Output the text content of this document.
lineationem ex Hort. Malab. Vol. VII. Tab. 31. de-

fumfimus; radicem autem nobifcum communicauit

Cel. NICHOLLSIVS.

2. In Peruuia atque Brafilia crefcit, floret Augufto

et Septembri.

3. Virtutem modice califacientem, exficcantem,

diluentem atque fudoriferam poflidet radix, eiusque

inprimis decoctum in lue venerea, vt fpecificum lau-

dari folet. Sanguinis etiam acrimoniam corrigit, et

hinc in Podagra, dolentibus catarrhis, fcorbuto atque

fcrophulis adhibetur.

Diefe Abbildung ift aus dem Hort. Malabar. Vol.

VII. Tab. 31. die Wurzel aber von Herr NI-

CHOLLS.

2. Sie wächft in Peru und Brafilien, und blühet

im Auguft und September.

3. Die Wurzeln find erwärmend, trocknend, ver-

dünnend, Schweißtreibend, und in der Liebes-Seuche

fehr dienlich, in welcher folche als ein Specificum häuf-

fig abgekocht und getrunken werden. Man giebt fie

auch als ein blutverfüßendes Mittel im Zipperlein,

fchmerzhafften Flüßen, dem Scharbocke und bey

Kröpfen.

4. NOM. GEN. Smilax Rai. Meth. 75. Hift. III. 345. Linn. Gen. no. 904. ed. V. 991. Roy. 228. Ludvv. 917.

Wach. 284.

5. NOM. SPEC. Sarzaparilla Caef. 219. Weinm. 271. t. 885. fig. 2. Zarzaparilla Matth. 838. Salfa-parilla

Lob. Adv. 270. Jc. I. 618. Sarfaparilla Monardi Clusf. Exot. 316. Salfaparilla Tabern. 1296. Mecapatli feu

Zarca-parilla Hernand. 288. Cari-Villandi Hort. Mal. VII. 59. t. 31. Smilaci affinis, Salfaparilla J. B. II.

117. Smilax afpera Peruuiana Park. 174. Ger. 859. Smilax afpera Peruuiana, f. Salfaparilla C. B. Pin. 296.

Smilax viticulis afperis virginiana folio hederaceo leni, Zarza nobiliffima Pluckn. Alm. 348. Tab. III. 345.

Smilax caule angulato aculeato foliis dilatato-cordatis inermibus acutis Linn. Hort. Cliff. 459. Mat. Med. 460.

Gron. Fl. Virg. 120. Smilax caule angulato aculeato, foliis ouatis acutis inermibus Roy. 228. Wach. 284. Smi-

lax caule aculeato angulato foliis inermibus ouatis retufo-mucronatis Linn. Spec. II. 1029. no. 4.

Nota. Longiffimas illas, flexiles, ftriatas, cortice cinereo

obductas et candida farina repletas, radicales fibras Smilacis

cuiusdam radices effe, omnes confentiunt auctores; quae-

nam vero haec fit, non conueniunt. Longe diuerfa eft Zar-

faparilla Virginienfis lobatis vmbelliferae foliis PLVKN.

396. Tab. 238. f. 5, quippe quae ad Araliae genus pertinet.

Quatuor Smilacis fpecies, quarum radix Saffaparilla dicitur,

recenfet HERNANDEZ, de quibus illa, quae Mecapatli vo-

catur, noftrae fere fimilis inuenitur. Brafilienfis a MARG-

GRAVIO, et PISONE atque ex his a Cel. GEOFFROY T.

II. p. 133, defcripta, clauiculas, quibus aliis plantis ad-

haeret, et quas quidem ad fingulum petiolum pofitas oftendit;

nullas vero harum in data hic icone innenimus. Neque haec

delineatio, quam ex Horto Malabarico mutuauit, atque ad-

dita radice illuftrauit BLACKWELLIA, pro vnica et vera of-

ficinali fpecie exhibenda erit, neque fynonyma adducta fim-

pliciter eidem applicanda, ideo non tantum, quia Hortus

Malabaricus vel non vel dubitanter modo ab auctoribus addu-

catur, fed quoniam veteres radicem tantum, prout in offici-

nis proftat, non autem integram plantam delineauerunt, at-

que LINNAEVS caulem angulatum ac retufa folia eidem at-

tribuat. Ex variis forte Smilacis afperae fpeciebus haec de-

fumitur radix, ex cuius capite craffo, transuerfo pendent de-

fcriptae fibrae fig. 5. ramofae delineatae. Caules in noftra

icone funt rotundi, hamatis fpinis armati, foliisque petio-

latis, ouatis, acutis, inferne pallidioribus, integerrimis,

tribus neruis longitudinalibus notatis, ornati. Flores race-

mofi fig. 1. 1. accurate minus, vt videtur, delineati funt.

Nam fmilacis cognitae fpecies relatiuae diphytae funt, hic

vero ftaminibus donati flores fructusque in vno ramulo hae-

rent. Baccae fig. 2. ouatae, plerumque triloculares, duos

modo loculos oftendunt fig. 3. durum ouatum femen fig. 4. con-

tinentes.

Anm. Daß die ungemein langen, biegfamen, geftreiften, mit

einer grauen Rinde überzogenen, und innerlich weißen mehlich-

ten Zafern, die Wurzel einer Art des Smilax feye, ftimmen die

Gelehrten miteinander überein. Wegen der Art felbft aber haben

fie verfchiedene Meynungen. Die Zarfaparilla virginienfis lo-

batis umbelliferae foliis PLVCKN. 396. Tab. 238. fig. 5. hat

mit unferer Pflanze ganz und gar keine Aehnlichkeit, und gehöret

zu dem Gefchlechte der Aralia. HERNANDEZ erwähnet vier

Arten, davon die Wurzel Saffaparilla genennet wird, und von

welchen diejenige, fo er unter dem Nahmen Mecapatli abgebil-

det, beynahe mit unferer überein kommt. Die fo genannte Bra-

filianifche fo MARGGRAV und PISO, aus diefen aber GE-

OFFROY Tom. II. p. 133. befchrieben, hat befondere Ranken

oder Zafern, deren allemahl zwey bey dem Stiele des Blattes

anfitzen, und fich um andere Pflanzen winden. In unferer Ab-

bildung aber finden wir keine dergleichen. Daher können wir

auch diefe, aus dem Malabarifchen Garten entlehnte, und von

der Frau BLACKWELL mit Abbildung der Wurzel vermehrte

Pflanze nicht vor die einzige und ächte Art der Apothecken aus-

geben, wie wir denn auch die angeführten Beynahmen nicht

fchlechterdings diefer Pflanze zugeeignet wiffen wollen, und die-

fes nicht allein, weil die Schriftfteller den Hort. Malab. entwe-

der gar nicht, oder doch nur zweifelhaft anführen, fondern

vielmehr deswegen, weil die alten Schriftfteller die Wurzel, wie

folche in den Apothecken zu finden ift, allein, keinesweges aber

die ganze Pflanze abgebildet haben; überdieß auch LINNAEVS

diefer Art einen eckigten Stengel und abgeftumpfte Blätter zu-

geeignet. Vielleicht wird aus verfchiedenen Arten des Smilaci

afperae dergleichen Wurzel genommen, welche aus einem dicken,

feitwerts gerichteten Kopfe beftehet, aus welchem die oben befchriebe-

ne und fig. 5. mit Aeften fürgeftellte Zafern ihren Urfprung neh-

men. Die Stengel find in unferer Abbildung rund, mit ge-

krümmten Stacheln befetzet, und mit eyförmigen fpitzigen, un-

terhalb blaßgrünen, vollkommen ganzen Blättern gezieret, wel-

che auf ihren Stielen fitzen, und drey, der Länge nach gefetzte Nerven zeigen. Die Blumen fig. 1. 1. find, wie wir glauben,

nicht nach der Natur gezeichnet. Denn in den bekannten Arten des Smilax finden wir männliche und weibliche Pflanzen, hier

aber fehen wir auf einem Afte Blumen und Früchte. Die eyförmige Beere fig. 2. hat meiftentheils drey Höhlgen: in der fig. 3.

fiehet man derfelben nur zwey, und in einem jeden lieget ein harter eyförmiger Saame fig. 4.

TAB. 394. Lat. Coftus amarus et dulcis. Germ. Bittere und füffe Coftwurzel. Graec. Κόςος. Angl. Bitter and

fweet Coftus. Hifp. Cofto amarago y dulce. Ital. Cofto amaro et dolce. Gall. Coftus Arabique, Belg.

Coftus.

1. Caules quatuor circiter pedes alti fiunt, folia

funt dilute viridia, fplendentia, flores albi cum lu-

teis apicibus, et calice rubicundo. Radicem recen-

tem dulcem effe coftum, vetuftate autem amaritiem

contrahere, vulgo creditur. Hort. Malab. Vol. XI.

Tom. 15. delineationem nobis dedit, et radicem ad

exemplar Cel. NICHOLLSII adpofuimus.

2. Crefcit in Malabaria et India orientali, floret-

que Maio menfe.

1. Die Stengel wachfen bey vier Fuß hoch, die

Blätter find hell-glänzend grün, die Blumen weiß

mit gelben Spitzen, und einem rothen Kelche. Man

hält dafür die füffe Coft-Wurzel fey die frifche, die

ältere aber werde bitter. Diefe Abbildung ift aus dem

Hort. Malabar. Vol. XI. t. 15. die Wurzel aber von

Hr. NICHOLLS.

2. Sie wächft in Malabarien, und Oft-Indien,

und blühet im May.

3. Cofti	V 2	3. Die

*YOUR INSTRUCTIONS*:
Copy all lines of the listing above that contain the string "LINNAEVS".

*RESPONSE BELOW*:
que LINNAEVS caulem angulatum ac retufa folia eidem at-
die ganze Pflanze abgebildet haben; überdieß auch LINNAEVS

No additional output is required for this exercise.